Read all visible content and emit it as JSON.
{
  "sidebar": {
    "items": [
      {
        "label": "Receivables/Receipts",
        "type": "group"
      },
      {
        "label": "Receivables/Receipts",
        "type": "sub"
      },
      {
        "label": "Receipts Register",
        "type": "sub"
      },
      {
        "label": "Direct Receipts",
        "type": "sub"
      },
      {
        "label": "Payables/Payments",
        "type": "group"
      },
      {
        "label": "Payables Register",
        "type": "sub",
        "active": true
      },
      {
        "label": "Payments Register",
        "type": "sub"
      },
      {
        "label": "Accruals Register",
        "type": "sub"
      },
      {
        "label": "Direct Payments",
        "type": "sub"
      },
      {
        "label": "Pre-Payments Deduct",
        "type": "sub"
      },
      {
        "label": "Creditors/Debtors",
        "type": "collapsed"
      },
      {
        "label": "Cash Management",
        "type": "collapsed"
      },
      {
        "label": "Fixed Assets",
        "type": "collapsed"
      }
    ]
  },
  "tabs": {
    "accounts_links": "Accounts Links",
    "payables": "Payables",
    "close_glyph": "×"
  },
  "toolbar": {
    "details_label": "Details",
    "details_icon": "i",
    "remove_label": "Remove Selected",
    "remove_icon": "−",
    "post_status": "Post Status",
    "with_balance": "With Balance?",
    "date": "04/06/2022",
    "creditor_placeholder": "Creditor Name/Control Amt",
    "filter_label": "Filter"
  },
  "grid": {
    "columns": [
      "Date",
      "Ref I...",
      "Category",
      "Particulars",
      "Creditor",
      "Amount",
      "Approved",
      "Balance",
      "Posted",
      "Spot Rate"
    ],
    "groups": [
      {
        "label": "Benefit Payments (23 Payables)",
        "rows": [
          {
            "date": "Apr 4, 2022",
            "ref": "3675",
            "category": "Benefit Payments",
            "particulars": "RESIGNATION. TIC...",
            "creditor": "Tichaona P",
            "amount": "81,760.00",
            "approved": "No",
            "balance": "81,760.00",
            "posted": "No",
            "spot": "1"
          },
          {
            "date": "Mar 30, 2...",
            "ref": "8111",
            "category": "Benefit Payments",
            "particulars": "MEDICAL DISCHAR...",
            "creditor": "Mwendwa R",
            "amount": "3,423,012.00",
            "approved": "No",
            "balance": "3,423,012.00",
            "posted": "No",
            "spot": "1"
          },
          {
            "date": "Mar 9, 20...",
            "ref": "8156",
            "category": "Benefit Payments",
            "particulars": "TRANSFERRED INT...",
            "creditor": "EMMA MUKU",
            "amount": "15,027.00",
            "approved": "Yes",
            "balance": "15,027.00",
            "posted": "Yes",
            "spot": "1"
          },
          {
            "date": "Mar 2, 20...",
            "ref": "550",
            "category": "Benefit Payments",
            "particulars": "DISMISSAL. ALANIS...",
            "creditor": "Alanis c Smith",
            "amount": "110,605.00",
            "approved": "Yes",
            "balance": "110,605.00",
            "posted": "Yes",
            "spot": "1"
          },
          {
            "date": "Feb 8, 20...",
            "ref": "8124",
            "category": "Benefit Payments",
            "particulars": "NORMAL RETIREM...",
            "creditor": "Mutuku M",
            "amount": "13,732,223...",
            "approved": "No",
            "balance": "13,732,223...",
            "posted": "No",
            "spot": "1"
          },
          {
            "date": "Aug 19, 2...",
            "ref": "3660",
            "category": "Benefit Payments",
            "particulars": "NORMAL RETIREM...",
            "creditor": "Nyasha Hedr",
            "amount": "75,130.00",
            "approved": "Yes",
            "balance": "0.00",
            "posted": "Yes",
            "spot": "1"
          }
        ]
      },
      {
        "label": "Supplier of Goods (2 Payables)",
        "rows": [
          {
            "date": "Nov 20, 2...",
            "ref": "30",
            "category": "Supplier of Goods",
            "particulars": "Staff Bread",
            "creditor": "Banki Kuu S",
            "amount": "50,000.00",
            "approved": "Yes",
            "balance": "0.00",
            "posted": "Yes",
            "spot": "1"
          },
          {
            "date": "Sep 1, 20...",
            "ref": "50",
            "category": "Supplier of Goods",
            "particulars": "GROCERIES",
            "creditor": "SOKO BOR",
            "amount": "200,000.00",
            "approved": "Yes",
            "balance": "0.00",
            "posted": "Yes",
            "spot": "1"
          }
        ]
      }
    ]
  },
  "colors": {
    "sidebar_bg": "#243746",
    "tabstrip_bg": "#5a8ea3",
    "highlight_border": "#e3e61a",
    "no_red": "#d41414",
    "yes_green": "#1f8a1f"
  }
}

• **Description of the task**
Your task is to retype all the records above with nothing left out.

• **The result**
Read all visible content and emit it as JSON.
{
  "sidebar": {
    "items": [
      {
        "label": "Receivables/Receipts",
        "type": "group"
      },
      {
        "label": "Receivables/Receipts",
        "type": "sub"
      },
      {
        "label": "Receipts Register",
        "type": "sub"
      },
      {
        "label": "Direct Receipts",
        "type": "sub"
      },
      {
        "label": "Payables/Payments",
        "type": "group"
      },
      {
        "label": "Payables Register",
        "type": "sub",
        "active": true
      },
      {
        "label": "Payments Register",
        "type": "sub"
      },
      {
        "label": "Accruals Register",
        "type": "sub"
      },
      {
        "label": "Direct Payments",
        "type": "sub"
      },
      {
        "label": "Pre-Payments Deduct",
        "type": "sub"
      },
      {
        "label": "Creditors/Debtors",
        "type": "collapsed"
      },
      {
        "label": "Cash Management",
        "type": "collapsed"
      },
      {
        "label": "Fixed Assets",
        "type": "collapsed"
      }
    ]
  },
  "tabs": {
    "accounts_links": "Accounts Links",
    "payables": "Payables",
    "close_glyph": "×"
  },
  "toolbar": {
    "details_label": "Details",
    "details_icon": "i",
    "remove_label": "Remove Selected",
    "remove_icon": "−",
    "post_status": "Post Status",
    "with_balance": "With Balance?",
    "date": "04/06/2022",
    "creditor_placeholder": "Creditor Name/Control Amt",
    "filter_label": "Filter"
  },
  "grid": {
    "columns": [
      "Date",
      "Ref I...",
      "Category",
      "Particulars",
      "Creditor",
      "Amount",
      "Approved",
      "Balance",
      "Posted",
      "Spot Rate"
    ],
    "groups": [
      {
        "label": "Benefit Payments (23 Payables)",
        "rows": [
          {
            "date": "Apr 4, 2022",
            "ref": "3675",
            "category": "Benefit Payments",
            "particulars": "RESIGNATION. TIC...",
            "creditor": "Tichaona P",
            "amount": "81,760.00",
            "approved": "No",
            "balance": "81,760.00",
            "posted": "No",
            "spot": "1"
          },
          {
            "date": "Mar 30, 2...",
            "ref": "8111",
            "category": "Benefit Payments",
            "particulars": "MEDICAL DISCHAR...",
            "creditor": "Mwendwa R",
            "amount": "3,423,012.00",
            "approved": "No",
            "balance": "3,423,012.00",
            "posted": "No",
            "spot": "1"
          },
          {
            "date": "Mar 9, 20...",
            "ref": "8156",
            "category": "Benefit Payments",
            "particulars": "TRANSFERRED INT...",
            "creditor": "EMMA MUKU",
            "amount": "15,027.00",
            "approved": "Yes",
            "balance": "15,027.00",
            "posted": "Yes",
            "spot": "1"
          },
          {
            "date": "Mar 2, 20...",
            "ref": "550",
            "category": "Benefit Payments",
            "particulars": "DISMISSAL. ALANIS...",
            "creditor": "Alanis c Smith",
            "amount": "110,605.00",
            "approved": "Yes",
            "balance": "110,605.00",
            "posted": "Yes",
            "spot": "1"
          },
          {
            "date": "Feb 8, 20...",
            "ref": "8124",
            "category": "Benefit Payments",
            "particulars": "NORMAL RETIREM...",
            "creditor": "Mutuku M",
            "amount": "13,732,223...",
            "approved": "No",
            "balance": "13,732,223...",
            "posted": "No",
            "spot": "1"
          },
          {
            "date": "Aug 19, 2...",
            "ref": "3660",
            "category": "Benefit Payments",
            "particulars": "NORMAL RETIREM...",
            "creditor": "Nyasha Hedr",
            "amount": "75,130.00",
            "approved": "Yes",
            "balance": "0.00",
            "posted": "Yes",
            "spot": "1"
          }
        ]
      },
      {
        "label": "Supplier of Goods (2 Payables)",
        "rows": [
          {
            "date": "Nov 20, 2...",
            "ref": "30",
            "category": "Supplier of Goods",
            "particulars": "Staff Bread",
            "creditor": "Banki Kuu S",
            "amount": "50,000.00",
            "approved": "Yes",
            "balance": "0.00",
            "posted": "Yes",
            "spot": "1"
          },
          {
            "date": "Sep 1, 20...",
            "ref": "50",
            "category": "Supplier of Goods",
            "particulars": "GROCERIES",
            "creditor": "SOKO BOR",
            "amount": "200,000.00",
            "approved": "Yes",
            "balance": "0.00",
            "posted": "Yes",
            "spot": "1"
          }
        ]
      }
    ]
  },
  "colors": {
    "sidebar_bg": "#243746",
    "tabstrip_bg": "#5a8ea3",
    "highlight_border": "#e3e61a",
    "no_red": "#d41414",
    "yes_green": "#1f8a1f"
  }
}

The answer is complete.